▸ **Directions**:
State the number of lines in these records that include the word "Ayvalık", and add nothing to it.

Dataset entries
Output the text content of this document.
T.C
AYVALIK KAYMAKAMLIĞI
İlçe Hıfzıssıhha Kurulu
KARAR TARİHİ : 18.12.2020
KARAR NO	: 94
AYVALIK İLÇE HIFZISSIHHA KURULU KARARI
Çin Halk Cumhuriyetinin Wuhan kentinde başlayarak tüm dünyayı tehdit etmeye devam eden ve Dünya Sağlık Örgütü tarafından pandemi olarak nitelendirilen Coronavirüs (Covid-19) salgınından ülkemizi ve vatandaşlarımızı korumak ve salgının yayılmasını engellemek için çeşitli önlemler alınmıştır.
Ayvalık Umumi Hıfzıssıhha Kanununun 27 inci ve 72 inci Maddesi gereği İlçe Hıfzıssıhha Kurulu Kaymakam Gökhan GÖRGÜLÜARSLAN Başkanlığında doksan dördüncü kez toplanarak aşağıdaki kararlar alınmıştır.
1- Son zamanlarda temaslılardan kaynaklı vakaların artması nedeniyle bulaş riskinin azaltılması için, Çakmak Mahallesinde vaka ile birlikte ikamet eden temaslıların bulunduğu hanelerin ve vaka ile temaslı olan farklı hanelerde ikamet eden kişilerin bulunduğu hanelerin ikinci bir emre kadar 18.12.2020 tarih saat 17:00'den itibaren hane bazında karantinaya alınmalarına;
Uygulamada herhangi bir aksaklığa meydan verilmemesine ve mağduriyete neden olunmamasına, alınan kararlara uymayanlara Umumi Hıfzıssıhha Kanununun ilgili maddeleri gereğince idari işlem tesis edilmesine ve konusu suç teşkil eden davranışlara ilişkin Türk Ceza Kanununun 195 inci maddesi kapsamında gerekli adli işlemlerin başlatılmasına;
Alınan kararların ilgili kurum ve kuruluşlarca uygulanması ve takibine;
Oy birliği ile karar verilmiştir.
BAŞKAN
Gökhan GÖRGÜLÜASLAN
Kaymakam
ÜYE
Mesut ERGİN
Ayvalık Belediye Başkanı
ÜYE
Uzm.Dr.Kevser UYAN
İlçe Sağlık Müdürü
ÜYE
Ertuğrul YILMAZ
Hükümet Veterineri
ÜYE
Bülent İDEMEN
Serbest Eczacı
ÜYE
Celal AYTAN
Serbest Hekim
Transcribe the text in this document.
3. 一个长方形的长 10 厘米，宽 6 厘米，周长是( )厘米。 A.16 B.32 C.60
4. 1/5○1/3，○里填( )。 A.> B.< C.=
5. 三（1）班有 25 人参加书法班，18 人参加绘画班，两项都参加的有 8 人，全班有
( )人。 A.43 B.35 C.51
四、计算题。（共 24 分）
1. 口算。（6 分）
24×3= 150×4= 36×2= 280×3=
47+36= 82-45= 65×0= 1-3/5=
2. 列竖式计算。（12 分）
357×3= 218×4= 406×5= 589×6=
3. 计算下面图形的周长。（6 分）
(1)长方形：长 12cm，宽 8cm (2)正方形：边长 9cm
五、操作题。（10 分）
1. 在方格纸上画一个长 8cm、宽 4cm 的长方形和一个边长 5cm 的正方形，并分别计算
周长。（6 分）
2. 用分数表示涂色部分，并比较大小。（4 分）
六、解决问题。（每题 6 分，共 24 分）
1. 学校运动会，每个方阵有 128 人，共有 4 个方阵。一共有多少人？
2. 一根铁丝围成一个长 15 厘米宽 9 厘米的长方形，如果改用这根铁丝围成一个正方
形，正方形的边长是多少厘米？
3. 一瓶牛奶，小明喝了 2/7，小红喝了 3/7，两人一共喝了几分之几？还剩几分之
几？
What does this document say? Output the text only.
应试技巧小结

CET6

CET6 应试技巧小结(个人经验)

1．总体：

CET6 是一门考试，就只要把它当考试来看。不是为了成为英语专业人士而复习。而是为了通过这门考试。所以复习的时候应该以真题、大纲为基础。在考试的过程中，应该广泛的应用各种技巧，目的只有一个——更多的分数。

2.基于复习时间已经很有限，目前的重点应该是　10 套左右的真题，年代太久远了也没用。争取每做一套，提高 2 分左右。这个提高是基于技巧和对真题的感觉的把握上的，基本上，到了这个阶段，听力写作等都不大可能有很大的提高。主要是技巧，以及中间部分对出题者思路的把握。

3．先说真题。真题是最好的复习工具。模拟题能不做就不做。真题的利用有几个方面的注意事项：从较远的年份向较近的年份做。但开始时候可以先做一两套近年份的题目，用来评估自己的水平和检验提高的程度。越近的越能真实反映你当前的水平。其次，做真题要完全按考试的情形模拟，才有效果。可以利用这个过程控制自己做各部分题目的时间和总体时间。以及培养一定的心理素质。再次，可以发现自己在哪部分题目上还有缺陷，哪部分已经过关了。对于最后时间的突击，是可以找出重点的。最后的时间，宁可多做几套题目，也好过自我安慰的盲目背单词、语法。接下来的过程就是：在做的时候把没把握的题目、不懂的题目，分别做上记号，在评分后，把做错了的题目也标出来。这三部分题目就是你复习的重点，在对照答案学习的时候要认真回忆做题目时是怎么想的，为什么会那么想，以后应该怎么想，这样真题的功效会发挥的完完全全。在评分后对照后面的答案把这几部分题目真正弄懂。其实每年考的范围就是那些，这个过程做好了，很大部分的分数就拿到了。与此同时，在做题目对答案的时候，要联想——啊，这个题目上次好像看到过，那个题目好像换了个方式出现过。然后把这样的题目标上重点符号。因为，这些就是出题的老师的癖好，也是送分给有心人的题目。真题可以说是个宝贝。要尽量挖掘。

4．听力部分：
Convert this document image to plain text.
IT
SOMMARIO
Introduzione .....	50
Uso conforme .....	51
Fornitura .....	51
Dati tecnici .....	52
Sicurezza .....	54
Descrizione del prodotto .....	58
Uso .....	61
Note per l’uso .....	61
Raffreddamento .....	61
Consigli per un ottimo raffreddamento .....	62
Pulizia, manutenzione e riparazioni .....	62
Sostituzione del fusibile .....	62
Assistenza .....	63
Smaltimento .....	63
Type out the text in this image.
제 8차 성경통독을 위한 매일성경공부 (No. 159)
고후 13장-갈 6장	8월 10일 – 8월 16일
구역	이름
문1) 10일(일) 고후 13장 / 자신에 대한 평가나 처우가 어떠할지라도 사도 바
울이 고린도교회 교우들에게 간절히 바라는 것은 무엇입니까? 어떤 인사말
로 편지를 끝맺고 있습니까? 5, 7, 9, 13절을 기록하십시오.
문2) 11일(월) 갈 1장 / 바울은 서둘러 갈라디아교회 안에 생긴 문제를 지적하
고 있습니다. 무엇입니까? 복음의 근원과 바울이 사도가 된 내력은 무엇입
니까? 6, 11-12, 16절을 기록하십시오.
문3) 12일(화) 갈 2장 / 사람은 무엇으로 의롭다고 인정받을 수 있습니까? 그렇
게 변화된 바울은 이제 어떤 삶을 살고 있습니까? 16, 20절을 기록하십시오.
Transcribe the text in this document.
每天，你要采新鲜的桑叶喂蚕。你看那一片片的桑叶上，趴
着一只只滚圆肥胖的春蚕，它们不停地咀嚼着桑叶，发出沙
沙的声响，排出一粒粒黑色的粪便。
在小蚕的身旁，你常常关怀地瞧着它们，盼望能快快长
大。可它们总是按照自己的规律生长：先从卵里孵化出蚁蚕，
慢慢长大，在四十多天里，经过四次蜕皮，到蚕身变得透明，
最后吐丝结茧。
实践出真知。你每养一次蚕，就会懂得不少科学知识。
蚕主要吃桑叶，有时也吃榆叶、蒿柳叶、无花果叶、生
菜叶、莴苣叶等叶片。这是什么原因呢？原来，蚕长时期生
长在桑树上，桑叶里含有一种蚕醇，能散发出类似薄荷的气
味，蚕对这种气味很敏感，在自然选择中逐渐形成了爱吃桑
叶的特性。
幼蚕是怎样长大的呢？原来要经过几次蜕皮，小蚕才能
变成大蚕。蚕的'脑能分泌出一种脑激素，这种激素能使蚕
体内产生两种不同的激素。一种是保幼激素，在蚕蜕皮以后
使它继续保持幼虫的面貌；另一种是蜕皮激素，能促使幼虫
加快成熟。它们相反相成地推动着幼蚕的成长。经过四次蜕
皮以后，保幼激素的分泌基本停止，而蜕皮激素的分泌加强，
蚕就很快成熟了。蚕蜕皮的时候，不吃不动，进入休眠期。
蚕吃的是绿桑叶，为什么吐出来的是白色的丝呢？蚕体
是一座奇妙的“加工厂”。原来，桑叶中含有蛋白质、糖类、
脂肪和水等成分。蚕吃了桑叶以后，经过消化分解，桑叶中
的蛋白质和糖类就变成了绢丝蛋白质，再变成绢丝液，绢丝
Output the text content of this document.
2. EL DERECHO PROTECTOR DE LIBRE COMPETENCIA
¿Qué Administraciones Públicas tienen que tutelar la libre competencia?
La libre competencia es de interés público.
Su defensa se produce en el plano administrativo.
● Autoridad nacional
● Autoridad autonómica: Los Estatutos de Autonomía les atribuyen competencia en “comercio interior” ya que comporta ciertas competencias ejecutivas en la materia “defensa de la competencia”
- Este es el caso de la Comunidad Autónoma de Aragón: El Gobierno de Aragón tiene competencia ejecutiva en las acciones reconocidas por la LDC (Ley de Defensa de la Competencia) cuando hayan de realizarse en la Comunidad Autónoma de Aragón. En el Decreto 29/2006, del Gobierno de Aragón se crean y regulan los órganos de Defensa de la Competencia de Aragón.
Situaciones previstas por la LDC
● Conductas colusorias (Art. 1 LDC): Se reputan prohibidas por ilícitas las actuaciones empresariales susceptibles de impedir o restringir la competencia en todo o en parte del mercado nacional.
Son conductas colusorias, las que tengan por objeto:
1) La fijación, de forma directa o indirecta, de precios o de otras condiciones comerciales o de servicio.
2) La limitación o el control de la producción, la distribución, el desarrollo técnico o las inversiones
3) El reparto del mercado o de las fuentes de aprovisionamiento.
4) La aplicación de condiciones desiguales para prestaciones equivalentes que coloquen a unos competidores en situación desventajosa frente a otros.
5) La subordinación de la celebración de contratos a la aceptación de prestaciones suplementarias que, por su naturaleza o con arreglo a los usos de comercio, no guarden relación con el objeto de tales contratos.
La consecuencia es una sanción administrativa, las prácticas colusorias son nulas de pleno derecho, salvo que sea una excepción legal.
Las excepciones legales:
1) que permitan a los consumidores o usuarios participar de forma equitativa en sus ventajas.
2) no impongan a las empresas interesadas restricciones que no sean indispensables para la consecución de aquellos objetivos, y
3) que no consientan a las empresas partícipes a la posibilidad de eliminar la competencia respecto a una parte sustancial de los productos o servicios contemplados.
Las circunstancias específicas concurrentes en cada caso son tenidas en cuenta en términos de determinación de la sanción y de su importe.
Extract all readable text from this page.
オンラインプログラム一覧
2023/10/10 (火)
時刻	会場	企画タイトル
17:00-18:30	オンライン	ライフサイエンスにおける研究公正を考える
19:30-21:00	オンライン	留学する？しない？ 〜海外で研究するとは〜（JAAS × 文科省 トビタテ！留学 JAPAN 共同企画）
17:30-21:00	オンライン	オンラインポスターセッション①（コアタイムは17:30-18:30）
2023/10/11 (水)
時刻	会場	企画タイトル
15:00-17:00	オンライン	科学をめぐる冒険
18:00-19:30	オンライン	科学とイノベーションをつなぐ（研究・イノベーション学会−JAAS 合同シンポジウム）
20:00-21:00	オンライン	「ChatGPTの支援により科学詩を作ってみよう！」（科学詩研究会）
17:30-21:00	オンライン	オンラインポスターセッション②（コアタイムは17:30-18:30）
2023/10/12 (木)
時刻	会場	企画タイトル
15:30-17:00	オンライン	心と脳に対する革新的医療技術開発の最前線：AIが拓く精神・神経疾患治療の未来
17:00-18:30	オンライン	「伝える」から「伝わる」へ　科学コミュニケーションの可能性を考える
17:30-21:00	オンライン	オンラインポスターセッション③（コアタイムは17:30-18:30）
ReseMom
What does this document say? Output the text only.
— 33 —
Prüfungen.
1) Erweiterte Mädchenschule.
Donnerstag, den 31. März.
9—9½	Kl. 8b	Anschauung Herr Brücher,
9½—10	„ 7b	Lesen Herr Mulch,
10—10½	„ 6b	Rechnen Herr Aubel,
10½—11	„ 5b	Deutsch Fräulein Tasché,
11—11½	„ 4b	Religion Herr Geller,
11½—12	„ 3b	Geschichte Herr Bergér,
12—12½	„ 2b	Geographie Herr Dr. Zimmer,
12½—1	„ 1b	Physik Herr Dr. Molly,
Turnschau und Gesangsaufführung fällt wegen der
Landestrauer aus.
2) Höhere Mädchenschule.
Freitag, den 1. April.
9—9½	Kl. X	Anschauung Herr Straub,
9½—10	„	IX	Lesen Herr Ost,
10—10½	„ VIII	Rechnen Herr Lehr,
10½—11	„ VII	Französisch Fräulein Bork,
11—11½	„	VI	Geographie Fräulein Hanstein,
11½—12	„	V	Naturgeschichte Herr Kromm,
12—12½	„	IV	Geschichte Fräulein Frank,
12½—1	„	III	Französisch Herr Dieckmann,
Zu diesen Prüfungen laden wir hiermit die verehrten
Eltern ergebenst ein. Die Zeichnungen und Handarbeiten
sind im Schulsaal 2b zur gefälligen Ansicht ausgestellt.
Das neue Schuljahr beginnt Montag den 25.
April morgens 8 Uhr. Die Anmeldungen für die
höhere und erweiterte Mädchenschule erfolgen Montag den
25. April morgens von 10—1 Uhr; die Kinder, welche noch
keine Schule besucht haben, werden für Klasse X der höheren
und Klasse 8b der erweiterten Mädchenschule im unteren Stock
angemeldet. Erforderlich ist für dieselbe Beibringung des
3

▸ **Final result**:
2